Give a verbatim quotation of every record.

(Recorded data)
◆ ◆ ◆ ◆ ◆
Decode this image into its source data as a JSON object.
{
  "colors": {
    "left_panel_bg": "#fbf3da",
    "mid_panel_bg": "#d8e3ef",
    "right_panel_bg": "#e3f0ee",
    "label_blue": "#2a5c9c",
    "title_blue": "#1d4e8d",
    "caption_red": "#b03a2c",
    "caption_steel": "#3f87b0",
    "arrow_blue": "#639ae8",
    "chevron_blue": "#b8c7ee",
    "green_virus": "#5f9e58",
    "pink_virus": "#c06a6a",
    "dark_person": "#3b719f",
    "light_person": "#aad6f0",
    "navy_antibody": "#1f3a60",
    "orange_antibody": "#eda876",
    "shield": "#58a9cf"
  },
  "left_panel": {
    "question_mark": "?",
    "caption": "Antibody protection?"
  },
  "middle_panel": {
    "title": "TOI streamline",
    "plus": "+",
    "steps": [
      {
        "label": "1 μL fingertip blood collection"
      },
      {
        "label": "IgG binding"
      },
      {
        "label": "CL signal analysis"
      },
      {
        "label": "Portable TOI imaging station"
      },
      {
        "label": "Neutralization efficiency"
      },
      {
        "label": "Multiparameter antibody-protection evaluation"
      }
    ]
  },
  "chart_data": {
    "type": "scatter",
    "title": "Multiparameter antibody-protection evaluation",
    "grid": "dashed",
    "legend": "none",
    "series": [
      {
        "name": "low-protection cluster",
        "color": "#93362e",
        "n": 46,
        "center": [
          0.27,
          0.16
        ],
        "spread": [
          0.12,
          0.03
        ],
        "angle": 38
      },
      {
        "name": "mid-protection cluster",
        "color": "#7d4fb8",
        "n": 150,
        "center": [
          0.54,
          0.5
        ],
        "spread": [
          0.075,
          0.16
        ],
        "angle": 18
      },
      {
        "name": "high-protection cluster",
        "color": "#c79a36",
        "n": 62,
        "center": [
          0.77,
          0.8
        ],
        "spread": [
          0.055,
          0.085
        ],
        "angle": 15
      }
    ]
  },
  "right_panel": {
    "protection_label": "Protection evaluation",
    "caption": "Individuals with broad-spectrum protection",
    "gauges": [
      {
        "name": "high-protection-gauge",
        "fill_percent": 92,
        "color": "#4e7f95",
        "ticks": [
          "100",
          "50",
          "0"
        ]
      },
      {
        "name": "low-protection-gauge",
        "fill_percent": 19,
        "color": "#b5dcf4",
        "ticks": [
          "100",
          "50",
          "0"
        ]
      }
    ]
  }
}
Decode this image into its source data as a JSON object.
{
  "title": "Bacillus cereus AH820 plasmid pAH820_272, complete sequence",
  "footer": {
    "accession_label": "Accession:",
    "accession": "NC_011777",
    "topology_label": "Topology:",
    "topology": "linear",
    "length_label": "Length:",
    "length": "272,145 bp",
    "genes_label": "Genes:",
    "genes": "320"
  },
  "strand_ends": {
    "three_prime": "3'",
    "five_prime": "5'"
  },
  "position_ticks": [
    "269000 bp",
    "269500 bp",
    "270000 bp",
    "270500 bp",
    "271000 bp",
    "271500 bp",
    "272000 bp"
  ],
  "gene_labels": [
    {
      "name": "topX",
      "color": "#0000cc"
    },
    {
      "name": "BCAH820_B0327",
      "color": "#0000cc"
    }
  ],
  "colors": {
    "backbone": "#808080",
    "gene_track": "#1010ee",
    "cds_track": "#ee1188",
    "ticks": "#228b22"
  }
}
◆ ◆ ◆ ◆ ◆
Solution:
Decode this image into its source data as a JSON object.
{
  "colors": {
    "left_panel_bg": "#fbf3da",
    "mid_panel_bg": "#d8e3ef",
    "right_panel_bg": "#e3f0ee",
    "label_blue": "#2a5c9c",
    "title_blue": "#1d4e8d",
    "caption_red": "#b03a2c",
    "caption_steel": "#3f87b0",
    "arrow_blue": "#639ae8",
    "chevron_blue": "#b8c7ee",
    "green_virus": "#5f9e58",
    "pink_virus": "#c06a6a",
    "dark_person": "#3b719f",
    "light_person": "#aad6f0",
    "navy_antibody": "#1f3a60",
    "orange_antibody": "#eda876",
    "shield": "#58a9cf"
  },
  "left_panel": {
    "question_mark": "?",
    "caption": "Antibody protection?"
  },
  "middle_panel": {
    "title": "TOI streamline",
    "plus": "+",
    "steps": [
      {
        "label": "1 μL fingertip blood collection"
      },
      {
        "label": "IgG binding"
      },
      {
        "label": "CL signal analysis"
      },
      {
        "label": "Portable TOI imaging station"
      },
      {
        "label": "Neutralization efficiency"
      },
      {
        "label": "Multiparameter antibody-protection evaluation"
      }
    ]
  },
  "chart_data": {
    "type": "scatter",
    "title": "Multiparameter antibody-protection evaluation",
    "grid": "dashed",
    "legend": "none",
    "series": [
      {
        "name": "low-protection cluster",
        "color": "#93362e",
        "n": 46,
        "center": [
          0.27,
          0.16
        ],
        "spread": [
          0.12,
          0.03
        ],
        "angle": 38
      },
      {
        "name": "mid-protection cluster",
        "color": "#7d4fb8",
        "n": 150,
        "center": [
          0.54,
          0.5
        ],
        "spread": [
          0.075,
          0.16
        ],
        "angle": 18
      },
      {
        "name": "high-protection cluster",
        "color": "#c79a36",
        "n": 62,
        "center": [
          0.77,
          0.8
        ],
        "spread": [
          0.055,
          0.085
        ],
        "angle": 15
      }
    ]
  },
  "right_panel": {
    "protection_label": "Protection evaluation",
    "caption": "Individuals with broad-spectrum protection",
    "gauges": [
      {
        "name": "high-protection-gauge",
        "fill_percent": 92,
        "color": "#4e7f95",
        "ticks": [
          "100",
          "50",
          "0"
        ]
      },
      {
        "name": "low-protection-gauge",
        "fill_percent": 19,
        "color": "#b5dcf4",
        "ticks": [
          "100",
          "50",
          "0"
        ]
      }
    ]
  }
}
Decode this image into its source data as a JSON object.
{
  "title": "Bacillus cereus AH820 plasmid pAH820_272, complete sequence",
  "footer": {
    "accession_label": "Accession:",
    "accession": "NC_011777",
    "topology_label": "Topology:",
    "topology": "linear",
    "length_label": "Length:",
    "length": "272,145 bp",
    "genes_label": "Genes:",
    "genes": "320"
  },
  "strand_ends": {
    "three_prime": "3'",
    "five_prime": "5'"
  },
  "position_ticks": [
    "269000 bp",
    "269500 bp",
    "270000 bp",
    "270500 bp",
    "271000 bp",
    "271500 bp",
    "272000 bp"
  ],
  "gene_labels": [
    {
      "name": "topX",
      "color": "#0000cc"
    },
    {
      "name": "BCAH820_B0327",
      "color": "#0000cc"
    }
  ],
  "colors": {
    "backbone": "#808080",
    "gene_track": "#1010ee",
    "cds_track": "#ee1188",
    "ticks": "#228b22"
  }
}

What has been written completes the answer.